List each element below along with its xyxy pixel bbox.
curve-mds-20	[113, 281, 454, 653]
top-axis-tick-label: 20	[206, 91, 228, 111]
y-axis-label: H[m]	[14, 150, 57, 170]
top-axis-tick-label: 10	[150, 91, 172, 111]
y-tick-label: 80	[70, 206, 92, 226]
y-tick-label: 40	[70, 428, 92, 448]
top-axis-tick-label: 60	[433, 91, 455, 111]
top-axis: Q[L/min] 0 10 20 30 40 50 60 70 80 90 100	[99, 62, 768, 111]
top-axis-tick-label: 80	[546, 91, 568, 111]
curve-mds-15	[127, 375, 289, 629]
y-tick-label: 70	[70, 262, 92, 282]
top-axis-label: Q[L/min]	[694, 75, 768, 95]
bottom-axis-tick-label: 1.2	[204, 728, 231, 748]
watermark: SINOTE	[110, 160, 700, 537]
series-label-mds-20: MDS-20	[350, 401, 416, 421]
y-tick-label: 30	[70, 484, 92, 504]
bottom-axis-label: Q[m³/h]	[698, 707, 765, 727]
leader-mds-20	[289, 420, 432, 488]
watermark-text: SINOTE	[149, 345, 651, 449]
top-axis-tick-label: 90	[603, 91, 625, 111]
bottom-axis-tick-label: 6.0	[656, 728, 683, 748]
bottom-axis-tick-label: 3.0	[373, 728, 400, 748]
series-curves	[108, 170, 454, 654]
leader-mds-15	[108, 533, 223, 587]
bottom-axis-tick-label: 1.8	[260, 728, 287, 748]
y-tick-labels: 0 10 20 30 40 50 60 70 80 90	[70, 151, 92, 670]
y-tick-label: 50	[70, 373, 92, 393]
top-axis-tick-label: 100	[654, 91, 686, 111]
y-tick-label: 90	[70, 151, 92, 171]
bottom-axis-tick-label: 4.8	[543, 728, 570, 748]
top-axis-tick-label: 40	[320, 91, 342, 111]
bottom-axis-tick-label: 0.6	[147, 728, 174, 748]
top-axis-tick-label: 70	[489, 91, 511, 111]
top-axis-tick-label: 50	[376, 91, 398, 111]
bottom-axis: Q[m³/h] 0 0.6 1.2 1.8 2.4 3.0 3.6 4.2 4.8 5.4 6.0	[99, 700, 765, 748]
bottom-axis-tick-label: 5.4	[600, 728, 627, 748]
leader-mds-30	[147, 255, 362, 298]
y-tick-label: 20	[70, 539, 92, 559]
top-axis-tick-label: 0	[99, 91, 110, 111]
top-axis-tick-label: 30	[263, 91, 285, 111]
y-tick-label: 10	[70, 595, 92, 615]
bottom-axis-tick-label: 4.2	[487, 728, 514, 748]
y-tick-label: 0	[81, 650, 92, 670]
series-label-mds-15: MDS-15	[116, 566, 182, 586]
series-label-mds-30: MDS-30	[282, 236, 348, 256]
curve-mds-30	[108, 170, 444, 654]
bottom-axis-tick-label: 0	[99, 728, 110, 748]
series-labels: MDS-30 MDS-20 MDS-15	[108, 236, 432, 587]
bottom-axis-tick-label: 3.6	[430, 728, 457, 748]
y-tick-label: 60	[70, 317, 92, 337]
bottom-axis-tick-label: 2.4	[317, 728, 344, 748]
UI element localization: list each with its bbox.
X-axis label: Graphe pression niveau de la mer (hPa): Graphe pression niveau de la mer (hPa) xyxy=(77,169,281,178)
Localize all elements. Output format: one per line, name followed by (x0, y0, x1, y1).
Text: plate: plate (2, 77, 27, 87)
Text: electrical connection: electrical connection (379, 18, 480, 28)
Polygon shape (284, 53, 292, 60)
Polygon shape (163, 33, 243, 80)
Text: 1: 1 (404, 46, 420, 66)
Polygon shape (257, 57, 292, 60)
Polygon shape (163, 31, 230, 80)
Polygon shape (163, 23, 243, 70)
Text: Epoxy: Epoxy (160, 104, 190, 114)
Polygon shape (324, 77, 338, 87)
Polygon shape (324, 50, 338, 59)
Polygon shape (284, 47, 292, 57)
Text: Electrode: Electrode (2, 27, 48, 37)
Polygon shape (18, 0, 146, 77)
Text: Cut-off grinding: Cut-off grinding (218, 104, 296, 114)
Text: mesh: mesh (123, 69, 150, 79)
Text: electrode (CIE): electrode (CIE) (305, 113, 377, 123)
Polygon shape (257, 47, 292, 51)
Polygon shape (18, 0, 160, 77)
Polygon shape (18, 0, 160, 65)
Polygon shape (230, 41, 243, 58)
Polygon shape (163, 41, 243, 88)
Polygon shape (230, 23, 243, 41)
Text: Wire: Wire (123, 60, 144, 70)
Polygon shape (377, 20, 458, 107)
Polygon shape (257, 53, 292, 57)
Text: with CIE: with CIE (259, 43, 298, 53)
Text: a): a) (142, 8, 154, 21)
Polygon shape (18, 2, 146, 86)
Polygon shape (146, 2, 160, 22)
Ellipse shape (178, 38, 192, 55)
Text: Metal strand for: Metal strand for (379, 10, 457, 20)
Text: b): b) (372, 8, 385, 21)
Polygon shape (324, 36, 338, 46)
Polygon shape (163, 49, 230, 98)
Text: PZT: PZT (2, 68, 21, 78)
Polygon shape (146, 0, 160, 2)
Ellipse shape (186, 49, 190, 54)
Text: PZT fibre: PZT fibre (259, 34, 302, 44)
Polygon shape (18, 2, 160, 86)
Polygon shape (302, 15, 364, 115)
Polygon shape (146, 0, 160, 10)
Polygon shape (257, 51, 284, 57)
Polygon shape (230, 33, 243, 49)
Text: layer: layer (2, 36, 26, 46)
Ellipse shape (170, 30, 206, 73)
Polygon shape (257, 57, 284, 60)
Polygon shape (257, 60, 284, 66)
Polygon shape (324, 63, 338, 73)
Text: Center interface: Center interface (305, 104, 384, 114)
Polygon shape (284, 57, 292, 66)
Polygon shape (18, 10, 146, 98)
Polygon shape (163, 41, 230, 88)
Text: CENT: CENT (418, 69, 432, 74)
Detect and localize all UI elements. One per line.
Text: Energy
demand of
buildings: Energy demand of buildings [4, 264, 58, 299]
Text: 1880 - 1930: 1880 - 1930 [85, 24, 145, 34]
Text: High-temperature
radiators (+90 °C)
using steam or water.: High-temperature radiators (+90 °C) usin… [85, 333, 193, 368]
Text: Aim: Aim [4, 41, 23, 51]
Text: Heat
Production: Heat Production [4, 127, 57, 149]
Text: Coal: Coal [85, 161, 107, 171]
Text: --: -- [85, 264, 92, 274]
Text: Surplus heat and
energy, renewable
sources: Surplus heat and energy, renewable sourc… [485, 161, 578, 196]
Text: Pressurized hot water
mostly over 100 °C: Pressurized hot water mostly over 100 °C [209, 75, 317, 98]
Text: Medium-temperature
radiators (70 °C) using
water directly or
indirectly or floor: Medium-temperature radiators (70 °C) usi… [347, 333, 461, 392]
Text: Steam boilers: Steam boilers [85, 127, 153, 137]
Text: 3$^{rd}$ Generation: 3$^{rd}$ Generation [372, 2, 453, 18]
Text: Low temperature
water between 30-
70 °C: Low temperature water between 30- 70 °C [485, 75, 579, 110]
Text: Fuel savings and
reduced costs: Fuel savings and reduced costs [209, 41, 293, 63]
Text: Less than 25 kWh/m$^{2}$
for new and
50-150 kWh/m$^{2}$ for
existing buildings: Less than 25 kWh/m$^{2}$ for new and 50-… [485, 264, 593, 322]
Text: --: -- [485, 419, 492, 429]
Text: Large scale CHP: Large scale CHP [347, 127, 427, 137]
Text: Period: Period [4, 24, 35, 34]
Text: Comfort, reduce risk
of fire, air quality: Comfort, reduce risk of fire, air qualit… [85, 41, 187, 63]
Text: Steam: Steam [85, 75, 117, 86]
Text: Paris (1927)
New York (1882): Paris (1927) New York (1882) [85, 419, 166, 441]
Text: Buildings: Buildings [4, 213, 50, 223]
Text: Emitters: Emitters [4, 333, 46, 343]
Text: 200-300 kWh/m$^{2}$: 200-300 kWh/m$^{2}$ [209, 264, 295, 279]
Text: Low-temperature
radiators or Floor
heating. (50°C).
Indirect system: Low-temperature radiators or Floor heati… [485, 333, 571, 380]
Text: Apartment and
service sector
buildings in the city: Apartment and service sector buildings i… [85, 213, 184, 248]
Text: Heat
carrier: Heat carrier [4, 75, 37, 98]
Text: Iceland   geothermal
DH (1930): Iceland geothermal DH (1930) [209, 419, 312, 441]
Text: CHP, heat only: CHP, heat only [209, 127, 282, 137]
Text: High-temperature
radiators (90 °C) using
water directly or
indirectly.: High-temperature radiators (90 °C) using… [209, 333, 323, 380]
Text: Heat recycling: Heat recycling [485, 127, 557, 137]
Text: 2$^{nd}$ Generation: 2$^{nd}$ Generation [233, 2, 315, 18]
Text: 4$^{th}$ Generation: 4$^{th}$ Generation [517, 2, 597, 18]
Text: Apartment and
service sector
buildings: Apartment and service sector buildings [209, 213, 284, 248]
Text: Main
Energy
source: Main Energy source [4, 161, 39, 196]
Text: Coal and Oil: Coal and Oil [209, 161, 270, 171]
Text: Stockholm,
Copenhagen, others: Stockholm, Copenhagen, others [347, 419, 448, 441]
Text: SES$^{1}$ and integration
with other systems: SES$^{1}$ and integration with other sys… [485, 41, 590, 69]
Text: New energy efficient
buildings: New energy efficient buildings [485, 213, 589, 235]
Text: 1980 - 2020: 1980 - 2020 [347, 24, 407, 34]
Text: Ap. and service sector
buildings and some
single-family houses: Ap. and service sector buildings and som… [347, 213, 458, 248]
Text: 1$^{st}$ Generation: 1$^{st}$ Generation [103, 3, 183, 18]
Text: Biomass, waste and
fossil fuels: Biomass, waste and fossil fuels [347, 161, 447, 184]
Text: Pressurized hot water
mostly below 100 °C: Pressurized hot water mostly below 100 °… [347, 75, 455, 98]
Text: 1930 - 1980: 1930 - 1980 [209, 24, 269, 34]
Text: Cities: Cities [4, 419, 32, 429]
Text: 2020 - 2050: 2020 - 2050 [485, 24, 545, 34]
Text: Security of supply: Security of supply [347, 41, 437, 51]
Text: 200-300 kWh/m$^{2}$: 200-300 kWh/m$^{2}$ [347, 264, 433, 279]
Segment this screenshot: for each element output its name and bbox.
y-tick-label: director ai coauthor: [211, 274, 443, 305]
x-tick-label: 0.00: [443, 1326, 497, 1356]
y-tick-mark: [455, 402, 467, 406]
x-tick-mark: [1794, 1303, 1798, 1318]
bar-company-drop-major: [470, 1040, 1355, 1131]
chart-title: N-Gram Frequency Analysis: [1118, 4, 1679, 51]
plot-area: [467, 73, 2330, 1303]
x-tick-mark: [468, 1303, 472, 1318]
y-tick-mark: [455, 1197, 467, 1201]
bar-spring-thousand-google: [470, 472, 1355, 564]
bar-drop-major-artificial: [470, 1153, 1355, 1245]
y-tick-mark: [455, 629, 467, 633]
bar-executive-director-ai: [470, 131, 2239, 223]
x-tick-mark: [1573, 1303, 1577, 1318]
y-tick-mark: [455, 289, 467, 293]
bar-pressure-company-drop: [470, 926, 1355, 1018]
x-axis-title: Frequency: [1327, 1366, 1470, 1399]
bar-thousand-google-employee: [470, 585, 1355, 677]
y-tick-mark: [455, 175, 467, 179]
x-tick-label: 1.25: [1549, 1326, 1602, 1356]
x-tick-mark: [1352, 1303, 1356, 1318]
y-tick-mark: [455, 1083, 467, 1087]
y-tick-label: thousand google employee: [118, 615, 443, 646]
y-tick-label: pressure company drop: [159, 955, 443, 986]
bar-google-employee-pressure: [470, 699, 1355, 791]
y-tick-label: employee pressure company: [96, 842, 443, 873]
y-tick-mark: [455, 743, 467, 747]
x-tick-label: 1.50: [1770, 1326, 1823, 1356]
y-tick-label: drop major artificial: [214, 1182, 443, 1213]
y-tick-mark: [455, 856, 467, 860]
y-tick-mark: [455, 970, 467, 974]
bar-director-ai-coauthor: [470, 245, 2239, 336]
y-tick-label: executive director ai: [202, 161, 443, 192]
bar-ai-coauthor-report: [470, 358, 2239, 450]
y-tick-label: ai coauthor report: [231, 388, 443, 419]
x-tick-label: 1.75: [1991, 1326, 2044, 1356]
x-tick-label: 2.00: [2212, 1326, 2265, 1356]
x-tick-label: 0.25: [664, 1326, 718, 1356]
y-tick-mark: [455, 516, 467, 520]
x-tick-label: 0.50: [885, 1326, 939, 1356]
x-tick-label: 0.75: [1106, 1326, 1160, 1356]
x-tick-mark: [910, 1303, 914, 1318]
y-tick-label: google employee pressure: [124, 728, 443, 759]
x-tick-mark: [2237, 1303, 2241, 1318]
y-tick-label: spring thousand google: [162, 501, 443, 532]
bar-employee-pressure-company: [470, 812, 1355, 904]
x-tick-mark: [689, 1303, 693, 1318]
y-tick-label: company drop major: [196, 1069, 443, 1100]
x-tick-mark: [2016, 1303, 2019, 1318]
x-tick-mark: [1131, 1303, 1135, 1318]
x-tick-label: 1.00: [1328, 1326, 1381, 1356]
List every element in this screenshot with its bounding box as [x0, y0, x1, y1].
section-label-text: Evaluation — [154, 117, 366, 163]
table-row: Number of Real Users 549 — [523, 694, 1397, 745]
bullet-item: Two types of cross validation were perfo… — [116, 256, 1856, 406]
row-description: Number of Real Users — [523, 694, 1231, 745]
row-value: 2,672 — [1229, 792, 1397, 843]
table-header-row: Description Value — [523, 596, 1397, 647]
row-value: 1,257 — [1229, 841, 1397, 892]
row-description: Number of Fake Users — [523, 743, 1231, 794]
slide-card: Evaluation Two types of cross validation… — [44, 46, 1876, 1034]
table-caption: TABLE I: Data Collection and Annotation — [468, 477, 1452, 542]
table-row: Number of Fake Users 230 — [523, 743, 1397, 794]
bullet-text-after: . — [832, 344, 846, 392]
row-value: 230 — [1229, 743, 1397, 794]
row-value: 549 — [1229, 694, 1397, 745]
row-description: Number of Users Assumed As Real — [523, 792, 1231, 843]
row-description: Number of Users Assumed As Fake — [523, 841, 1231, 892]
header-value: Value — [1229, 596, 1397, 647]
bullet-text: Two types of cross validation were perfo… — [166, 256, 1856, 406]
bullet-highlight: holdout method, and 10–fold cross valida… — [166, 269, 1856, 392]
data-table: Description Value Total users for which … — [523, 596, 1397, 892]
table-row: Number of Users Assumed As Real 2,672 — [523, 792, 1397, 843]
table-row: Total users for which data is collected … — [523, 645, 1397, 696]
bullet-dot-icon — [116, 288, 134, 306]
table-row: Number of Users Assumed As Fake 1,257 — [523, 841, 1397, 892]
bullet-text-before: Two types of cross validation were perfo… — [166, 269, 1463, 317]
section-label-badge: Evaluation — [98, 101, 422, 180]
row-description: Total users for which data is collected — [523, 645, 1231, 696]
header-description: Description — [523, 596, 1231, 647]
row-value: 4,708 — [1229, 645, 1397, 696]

=== GIVEN PROBLEM ===
Starting with the first line of the data and going on through the line with "91, 568, 111]", write those lines out again, substituting "left-axis-tick-label" for each "y-tick-label" and leaving everything else unchanged.

=== FINAL RESULT ===
List each element below along with its xyxy pixel bbox.
curve-mds-20	[113, 281, 454, 653]
top-axis-tick-label: 20	[206, 91, 228, 111]
y-axis-label: H[m]	[14, 150, 57, 170]
top-axis-tick-label: 10	[150, 91, 172, 111]
left-axis-tick-label: 80	[70, 206, 92, 226]
left-axis-tick-label: 40	[70, 428, 92, 448]
top-axis-tick-label: 60	[433, 91, 455, 111]
top-axis: Q[L/min] 0 10 20 30 40 50 60 70 80 90 100	[99, 62, 768, 111]
top-axis-tick-label: 80	[546, 91, 568, 111]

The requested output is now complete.